**Extrait choisi:**
Sur l'arrêté plaçant Mme C...en centre de rétention administrative pour une durée de cinq jours :

8. En premier lieu, Mme C...soutient que l'arrêté la plaçant en centre de rétention administrative pour une durée de cinq jours méconnaît l'article 28 du règlement (UE) n° 604/2013 dès lors qu'à aucun moment le préfet ne justifie de la nécessité du placement en rétention, alors qu'elle s'est toujours rendue aux convocations qui lui étaient données et qu'elle présente des garanties de représentation suffisantes pour avoir déclarée une adresse à laquelle elle a été effectivement convoquée. Aux termes de l'article 28 du règlement (UE) n° 604/2013 : " Placement en rétention / 1. Les états membres ne peuvent placer une personne en rétention au seul motif qu'elle fait l'objet de la procédure établie par le présent règlement. / 2. Les États membres peuvent placer les personnes concernées en rétention en vue de garantir les procédures de transfert conformément au présent règlement lorsqu'il existe un risque non négligeable de fuite de ces personnes, sur la base d'une évaluation individuelle et uniquement dans la mesure où le placement en rétention est proportionnel et si d'autres mesures moins coercitives ne peuvent être effectivement appliquées. / (...) ". Il est constant que Mme C...est entrée irrégulièrement sur le territoire français et ne dispose pas de document de voyage ou d'identité en cours de validité. Dans ces conditions, la seule circonstance qu'elle bénéficie d'une adresse postale ne permet pas d'établir qu'elle dispose d'un lieu de résidence stable et effectif alors qu'elle a par ailleurs déclaré " dormir dans une église avec d'autres personnes ". Par suite, et alors même qu'elle s'est présentée spontanément aux convocations de la préfecture, Mme C... ne présente pas de garanties de représentation propres à prévenir le risque qu'elle se soustraie à la mesure de remise aux autorités italiennes dont elle a fait l'objet. En conséquence, en décidant son placement en rétention, le préfet de la Gironde n'a pas méconnu les dispositions de l'article 28 du règlement(UE) n° 604/2013.

9. En second lieu, Mme C...soutient que la décision de placement en rétention est irrégulière dès lors qu'elle n'a pas bénéficié d'un recours effectif au sens de l'article 5 de la convention européenne de sauvegarde des droits de l'homme et des libertés fondamentales qui prévoit : " (...) / 4. Toute personne privée de sa liberté par arrestation ou détention a le droit d'introduire un recours devant un tribunal, afin qu'il statue à bref délai sur la légalité de sa détention et ordonne sa libération si la détention est illégale " et que les conditions de son interpellation étaient largement contestables comme l'a constaté le juge des libertés et de la détention, intervenu postérieurement.

**Données fournies:**
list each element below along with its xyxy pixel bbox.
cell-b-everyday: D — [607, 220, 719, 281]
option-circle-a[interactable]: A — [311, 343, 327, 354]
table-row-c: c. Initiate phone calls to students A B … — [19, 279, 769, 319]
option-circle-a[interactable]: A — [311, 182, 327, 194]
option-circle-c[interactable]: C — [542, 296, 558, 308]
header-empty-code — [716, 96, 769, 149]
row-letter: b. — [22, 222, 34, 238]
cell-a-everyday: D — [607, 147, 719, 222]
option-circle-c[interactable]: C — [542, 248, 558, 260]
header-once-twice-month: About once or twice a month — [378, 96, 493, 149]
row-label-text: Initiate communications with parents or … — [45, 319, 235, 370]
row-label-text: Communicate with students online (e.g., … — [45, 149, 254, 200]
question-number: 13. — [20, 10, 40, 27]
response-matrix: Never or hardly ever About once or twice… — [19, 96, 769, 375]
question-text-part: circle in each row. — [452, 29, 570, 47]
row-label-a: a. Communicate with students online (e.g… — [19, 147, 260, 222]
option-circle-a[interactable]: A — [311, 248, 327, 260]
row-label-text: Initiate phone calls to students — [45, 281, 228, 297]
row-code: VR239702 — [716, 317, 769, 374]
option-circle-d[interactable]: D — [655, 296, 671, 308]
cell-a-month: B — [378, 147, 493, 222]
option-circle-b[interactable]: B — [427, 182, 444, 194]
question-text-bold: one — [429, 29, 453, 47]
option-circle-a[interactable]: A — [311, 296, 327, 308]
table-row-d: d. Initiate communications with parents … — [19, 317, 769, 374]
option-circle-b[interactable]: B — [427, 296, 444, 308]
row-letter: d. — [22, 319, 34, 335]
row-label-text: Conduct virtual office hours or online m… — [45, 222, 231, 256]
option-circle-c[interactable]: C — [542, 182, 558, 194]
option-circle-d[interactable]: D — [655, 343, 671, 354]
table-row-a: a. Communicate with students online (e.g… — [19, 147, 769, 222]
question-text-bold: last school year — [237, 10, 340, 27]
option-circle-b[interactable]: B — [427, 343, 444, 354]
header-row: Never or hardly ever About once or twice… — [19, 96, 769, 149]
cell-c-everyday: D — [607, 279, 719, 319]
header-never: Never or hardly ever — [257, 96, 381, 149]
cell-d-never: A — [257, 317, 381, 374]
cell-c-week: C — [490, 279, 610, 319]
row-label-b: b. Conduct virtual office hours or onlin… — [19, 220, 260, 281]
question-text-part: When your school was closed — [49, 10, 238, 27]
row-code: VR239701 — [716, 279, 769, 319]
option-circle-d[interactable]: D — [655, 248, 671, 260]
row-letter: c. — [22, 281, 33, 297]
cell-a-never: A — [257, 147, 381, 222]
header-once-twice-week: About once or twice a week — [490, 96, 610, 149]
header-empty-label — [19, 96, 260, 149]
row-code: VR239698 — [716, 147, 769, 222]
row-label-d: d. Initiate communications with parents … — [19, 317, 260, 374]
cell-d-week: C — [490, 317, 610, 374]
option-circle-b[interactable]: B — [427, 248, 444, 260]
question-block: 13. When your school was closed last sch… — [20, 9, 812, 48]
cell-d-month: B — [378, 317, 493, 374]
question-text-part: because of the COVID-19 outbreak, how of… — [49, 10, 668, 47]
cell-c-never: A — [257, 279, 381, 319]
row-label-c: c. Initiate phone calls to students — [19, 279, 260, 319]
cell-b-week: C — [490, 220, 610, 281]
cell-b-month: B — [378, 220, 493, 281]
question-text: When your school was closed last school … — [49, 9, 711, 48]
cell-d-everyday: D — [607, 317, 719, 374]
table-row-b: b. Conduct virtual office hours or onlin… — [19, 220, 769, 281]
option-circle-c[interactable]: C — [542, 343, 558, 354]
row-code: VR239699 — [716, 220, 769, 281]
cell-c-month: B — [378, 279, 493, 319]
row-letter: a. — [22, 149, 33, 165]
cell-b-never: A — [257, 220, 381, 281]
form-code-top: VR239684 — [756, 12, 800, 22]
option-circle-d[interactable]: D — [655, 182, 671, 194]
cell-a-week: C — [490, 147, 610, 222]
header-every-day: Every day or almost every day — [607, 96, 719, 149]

**Consigne 1:** Recopiez le passage de l'extrait sur le placement en rétention qui va de « 9. En second » jusqu'à « détention, intervenu postérieurement. » inclus.
**Consigne 2:** Présentez sous forme de liste JSON de chaînes les lignes de la liste, du début jusqu'à la ligne contenant « option-circle-a[interactable]: A — [311, 182, 327, 194] » incluse, à raison d'une chaîne par ligne et sans les lignes vides.
L'extrait et la liste n'ont aucun lien entre eux.

**Réponse détaillée 1:**
9. En second lieu, Mme C...soutient que la décision de placement en rétention est irrégulière dès lors qu'elle n'a pas bénéficié d'un recours effectif au sens de l'article 5 de la convention européenne de sauvegarde des droits de l'homme et des libertés fondamentales qui prévoit : " (...) / 4. Toute personne privée de sa liberté par arrestation ou détention a le droit d'introduire un recours devant un tribunal, afin qu'il statue à bref délai sur la légalité de sa détention et ordonne sa libération si la détention est illégale " et que les conditions de son interpellation étaient largement contestables comme l'a constaté le juge des libertés et de la détention, intervenu postérieurement.

**Réponse détaillée 2:**
[
  "list each element below along with its xyxy pixel bbox.",
  "cell-b-everyday: D — [607, 220, 719, 281]",
  "option-circle-a[interactable]: A — [311, 343, 327, 354]",
  "table-row-c: c. Initiate phone calls to students A B … — [19, 279, 769, 319]",
  "option-circle-a[interactable]: A — [311, 182, 327, 194]"
]